§ Your task:
Each line that holds the word "financ" counts once; report how many lines do so and nothing else.

Lines of data:
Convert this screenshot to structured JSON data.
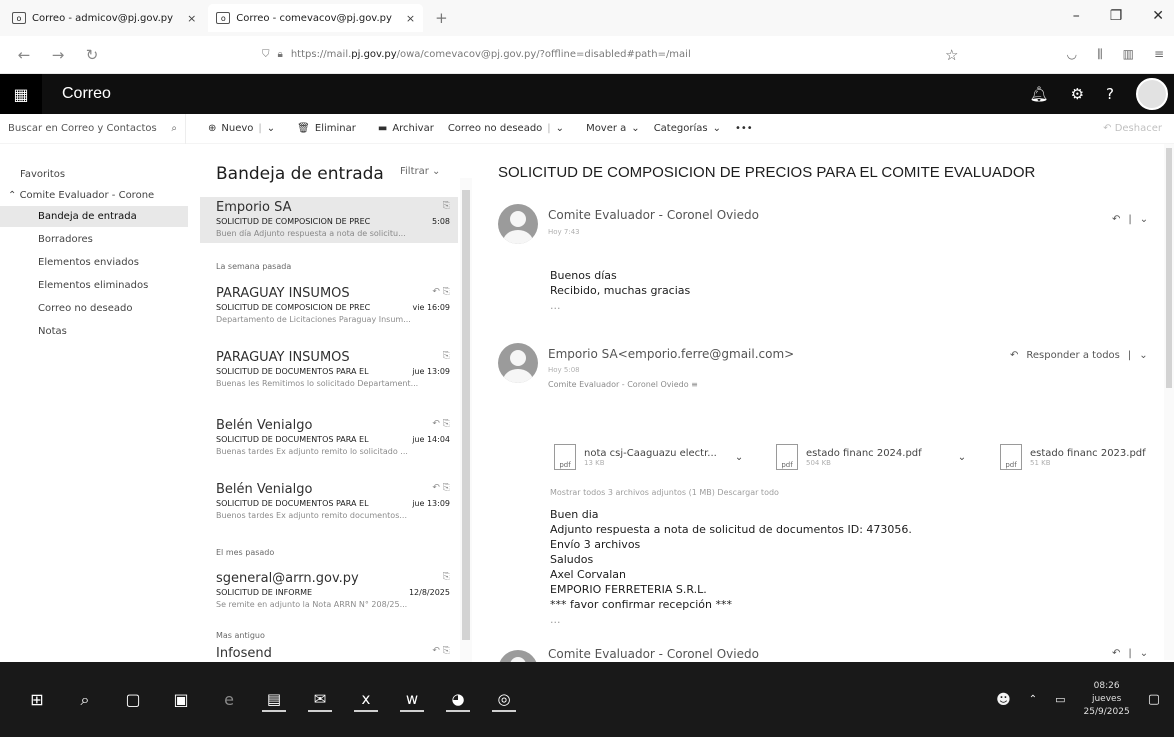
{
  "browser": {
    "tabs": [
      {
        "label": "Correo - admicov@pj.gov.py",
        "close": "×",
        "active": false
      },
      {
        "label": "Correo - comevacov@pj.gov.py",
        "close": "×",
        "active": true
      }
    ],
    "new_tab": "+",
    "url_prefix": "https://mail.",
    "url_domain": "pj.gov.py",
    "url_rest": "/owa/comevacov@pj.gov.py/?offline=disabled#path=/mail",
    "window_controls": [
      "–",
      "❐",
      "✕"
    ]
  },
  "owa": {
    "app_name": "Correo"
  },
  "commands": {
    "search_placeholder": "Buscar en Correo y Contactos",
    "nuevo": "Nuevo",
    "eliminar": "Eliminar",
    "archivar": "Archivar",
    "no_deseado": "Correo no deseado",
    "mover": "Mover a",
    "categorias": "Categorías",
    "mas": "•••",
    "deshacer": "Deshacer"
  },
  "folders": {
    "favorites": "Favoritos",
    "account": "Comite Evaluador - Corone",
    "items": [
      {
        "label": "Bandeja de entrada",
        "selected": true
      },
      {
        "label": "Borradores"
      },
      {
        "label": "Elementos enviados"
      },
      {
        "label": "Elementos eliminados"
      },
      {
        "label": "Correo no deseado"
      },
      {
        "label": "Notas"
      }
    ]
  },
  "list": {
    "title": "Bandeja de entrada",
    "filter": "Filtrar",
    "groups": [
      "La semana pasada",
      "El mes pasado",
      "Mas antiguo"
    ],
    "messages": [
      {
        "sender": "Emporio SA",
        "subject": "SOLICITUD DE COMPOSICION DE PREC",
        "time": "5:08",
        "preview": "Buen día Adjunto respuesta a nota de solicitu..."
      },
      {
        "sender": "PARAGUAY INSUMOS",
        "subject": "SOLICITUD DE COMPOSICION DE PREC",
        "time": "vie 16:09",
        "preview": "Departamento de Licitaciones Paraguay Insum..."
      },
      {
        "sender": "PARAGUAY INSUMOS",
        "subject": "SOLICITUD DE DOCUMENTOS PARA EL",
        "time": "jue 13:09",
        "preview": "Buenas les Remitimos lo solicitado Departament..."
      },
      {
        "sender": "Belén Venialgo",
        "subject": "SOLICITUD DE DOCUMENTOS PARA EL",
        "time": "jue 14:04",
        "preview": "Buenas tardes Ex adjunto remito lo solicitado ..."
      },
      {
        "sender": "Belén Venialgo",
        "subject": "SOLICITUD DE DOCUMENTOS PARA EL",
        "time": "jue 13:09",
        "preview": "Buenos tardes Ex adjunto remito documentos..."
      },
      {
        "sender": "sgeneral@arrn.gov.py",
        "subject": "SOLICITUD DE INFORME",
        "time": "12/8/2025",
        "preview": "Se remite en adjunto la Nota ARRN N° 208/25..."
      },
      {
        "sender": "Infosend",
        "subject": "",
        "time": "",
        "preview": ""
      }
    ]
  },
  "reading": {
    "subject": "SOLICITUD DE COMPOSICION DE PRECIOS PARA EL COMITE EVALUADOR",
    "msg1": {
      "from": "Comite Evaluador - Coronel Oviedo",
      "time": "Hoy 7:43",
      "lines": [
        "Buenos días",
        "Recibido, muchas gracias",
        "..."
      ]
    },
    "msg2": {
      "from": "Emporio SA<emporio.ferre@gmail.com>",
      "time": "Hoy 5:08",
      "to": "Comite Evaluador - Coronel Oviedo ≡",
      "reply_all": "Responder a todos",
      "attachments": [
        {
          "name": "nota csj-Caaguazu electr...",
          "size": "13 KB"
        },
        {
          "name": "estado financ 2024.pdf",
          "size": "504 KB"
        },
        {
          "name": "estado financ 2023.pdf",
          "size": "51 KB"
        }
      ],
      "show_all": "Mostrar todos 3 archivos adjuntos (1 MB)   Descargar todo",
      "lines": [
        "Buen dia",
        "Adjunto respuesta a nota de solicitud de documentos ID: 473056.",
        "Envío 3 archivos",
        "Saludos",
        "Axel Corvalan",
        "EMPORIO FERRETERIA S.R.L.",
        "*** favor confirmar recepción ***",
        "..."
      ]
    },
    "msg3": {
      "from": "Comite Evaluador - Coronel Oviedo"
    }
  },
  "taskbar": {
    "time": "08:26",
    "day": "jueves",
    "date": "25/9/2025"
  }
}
--
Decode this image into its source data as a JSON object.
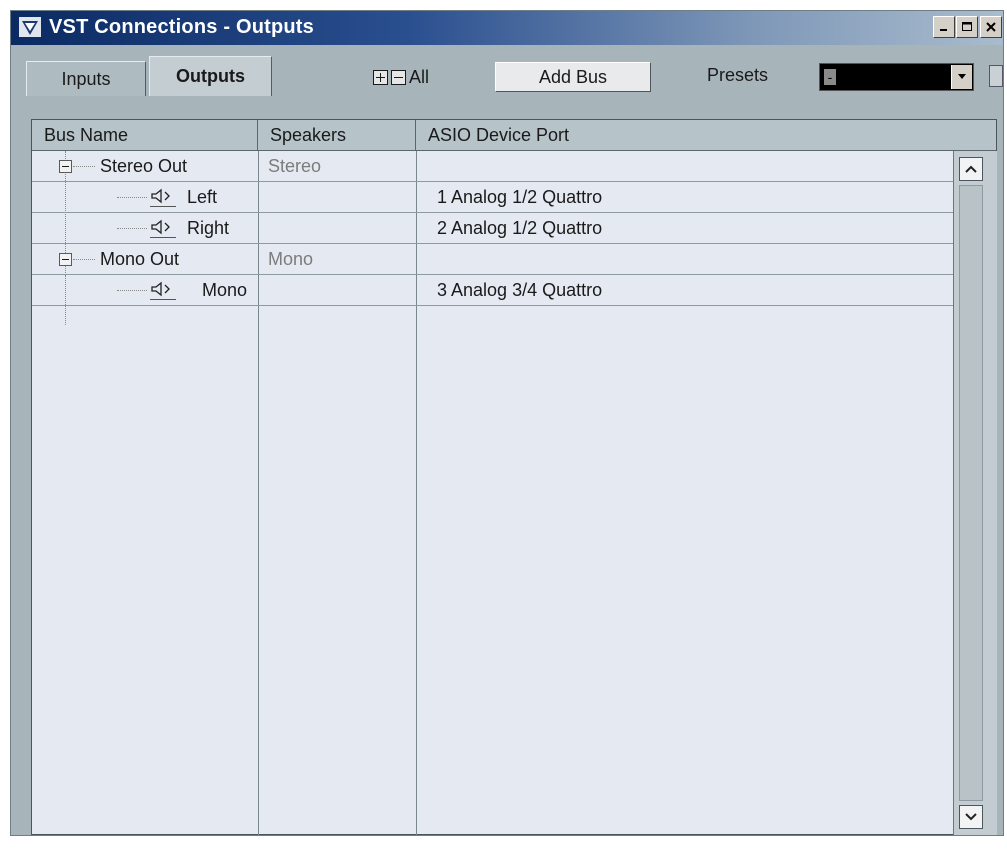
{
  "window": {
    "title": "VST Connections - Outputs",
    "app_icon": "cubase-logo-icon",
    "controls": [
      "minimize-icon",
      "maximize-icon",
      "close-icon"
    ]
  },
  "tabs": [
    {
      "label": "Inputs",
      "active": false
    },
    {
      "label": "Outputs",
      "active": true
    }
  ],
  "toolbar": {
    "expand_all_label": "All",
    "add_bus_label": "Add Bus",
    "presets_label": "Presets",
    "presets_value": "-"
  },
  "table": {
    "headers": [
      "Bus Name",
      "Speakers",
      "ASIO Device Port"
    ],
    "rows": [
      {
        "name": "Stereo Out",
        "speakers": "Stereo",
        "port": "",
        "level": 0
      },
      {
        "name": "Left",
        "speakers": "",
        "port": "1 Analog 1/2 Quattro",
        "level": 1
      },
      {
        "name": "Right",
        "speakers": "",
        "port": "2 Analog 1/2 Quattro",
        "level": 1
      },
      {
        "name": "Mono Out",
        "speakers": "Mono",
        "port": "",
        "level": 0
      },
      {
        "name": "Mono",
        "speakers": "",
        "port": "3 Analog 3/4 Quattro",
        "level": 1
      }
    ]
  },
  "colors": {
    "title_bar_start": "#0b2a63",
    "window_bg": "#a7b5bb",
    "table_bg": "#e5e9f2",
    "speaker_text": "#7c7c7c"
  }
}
--
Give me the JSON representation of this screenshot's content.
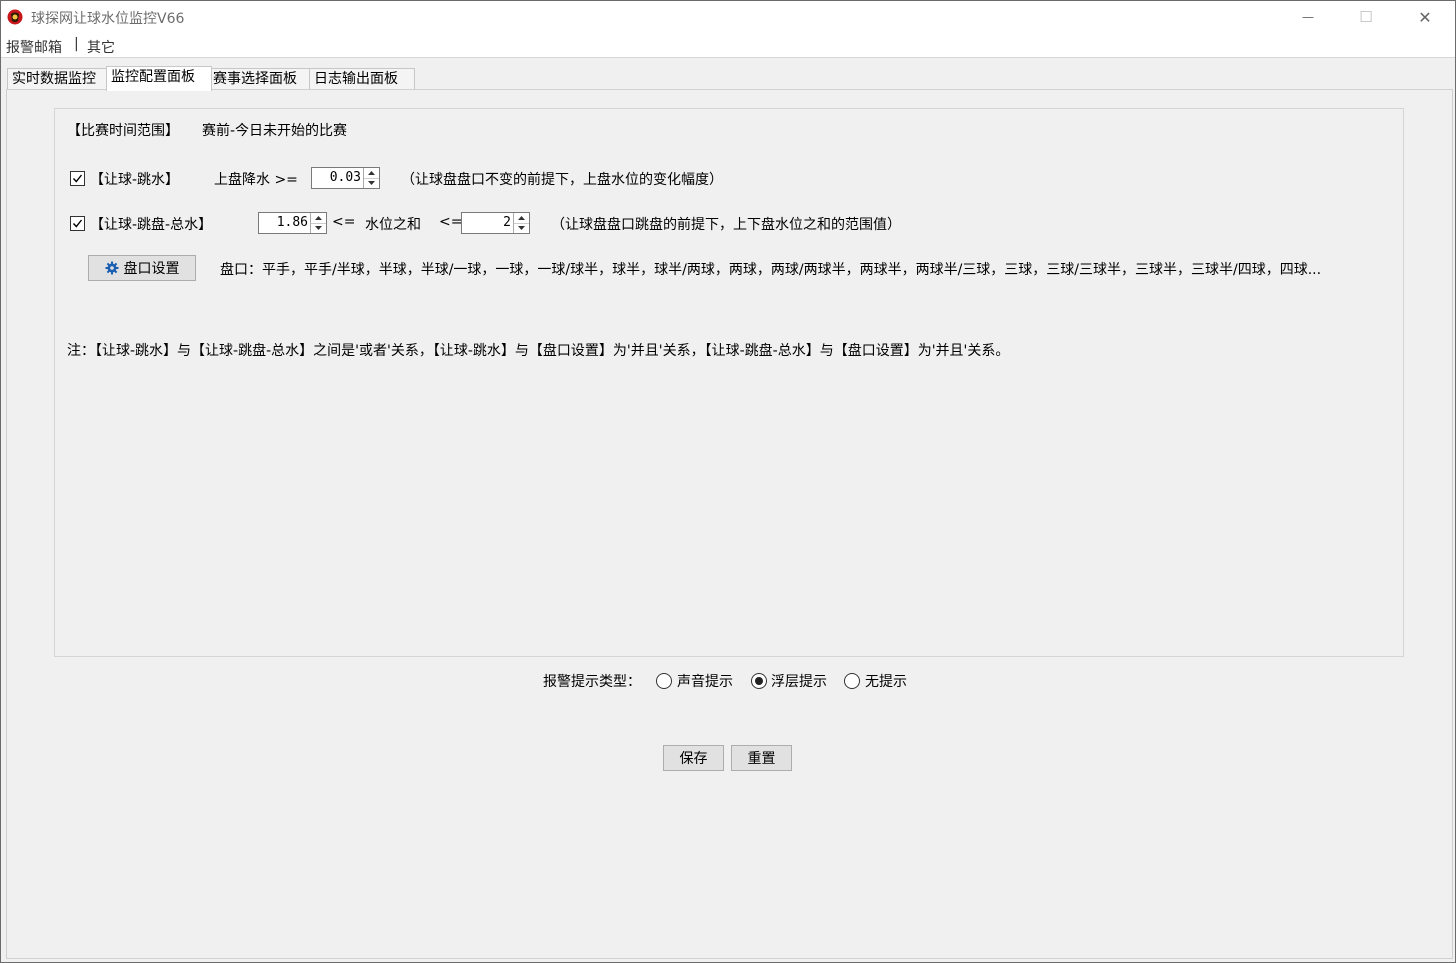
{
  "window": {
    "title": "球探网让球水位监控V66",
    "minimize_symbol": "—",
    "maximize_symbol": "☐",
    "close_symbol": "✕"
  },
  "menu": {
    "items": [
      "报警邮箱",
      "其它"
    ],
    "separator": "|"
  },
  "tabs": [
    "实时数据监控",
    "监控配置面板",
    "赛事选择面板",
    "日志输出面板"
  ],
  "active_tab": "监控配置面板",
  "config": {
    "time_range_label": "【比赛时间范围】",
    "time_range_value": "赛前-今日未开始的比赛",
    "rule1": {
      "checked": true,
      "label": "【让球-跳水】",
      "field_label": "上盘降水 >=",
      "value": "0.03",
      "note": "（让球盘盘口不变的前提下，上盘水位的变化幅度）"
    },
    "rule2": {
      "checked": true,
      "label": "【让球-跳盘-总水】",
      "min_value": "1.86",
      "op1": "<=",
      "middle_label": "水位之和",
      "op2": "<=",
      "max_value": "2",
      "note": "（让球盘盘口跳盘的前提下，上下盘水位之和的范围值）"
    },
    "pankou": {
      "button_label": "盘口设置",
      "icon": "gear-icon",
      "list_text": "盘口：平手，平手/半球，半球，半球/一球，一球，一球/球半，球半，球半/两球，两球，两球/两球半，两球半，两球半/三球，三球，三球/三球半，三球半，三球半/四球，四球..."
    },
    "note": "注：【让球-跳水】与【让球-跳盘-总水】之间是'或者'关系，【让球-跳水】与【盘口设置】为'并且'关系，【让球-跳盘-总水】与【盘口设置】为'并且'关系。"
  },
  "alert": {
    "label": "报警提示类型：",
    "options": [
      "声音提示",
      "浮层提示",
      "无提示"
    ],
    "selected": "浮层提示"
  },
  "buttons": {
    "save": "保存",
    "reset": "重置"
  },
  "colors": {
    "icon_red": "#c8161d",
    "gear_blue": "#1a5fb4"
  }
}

§ Answer below:
2